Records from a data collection

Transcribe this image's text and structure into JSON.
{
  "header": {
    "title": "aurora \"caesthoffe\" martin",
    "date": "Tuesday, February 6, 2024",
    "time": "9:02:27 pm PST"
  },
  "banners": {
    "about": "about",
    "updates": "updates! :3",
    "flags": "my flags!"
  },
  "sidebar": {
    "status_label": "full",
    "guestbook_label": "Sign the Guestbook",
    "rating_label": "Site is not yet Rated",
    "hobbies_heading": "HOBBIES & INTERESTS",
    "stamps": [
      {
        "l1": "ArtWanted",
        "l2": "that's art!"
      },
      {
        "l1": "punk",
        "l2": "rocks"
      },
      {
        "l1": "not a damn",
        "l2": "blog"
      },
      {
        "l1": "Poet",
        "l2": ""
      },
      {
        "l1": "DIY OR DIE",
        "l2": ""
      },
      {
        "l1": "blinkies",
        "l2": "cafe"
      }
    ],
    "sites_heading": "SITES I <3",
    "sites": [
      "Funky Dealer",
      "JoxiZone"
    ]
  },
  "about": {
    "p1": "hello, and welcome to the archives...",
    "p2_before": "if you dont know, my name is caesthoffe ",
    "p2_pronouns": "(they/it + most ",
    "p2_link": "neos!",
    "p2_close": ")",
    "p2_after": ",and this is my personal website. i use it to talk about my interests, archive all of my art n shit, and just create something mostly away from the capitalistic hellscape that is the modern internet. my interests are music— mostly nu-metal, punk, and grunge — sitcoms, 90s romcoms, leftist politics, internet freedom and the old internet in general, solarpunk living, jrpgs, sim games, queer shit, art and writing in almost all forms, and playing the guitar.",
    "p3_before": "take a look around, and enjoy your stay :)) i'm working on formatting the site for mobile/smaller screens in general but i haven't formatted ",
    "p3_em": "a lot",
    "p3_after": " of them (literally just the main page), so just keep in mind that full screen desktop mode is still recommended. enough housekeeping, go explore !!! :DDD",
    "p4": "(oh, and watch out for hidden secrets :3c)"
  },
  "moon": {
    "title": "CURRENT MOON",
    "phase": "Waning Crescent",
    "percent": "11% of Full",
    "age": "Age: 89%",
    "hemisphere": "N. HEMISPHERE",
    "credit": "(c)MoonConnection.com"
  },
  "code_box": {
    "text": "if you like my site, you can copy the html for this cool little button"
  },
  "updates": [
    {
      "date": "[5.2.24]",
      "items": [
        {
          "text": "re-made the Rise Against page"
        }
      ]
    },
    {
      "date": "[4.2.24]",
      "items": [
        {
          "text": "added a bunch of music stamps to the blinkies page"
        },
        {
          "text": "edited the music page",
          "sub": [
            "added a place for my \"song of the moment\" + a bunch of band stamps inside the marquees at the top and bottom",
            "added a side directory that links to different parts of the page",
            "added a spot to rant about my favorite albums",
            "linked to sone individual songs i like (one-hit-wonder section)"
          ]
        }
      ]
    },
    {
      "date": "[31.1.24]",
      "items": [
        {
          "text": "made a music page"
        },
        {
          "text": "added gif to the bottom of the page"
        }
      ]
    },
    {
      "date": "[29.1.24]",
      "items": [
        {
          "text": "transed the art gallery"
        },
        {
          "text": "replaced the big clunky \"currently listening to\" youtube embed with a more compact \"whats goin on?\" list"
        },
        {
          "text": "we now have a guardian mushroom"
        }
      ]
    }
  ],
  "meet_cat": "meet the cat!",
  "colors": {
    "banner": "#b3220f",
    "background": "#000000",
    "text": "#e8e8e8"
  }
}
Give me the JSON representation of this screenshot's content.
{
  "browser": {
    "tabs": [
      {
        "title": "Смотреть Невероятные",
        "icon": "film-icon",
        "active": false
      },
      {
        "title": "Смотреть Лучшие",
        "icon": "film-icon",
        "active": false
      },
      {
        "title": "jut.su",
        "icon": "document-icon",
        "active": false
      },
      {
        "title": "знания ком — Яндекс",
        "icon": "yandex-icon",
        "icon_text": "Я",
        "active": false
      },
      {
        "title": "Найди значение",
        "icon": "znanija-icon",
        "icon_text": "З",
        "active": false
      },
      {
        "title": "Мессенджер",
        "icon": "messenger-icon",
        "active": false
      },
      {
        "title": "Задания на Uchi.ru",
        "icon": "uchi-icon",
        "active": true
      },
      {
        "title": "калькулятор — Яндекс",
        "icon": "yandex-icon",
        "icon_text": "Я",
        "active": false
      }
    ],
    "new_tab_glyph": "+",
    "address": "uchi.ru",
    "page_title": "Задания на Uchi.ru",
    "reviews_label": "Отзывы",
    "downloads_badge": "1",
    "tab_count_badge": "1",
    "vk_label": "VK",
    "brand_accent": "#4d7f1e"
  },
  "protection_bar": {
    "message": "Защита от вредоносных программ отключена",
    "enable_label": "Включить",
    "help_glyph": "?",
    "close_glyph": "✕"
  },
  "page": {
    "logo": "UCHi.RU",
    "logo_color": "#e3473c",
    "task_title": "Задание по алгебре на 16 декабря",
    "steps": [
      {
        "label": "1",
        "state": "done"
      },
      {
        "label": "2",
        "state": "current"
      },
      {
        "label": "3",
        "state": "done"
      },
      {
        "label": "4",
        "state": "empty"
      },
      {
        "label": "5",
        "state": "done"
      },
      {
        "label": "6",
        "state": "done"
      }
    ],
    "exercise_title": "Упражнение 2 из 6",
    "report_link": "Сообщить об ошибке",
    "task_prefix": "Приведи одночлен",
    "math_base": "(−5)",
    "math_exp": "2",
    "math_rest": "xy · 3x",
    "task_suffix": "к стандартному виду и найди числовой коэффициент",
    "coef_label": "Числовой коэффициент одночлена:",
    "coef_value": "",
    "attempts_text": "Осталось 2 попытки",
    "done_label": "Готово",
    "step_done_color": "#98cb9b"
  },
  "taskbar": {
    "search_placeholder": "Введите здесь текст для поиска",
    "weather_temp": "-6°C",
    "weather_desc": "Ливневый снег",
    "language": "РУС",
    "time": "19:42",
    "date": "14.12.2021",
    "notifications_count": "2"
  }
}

__DIRECTIONS__.
In the listing, find each line with the string "Яндекс" and copy it.

__COMPLETED EXERCISE__.
        "title": "знания ком — Яндекс",
        "title": "калькулятор — Яндекс",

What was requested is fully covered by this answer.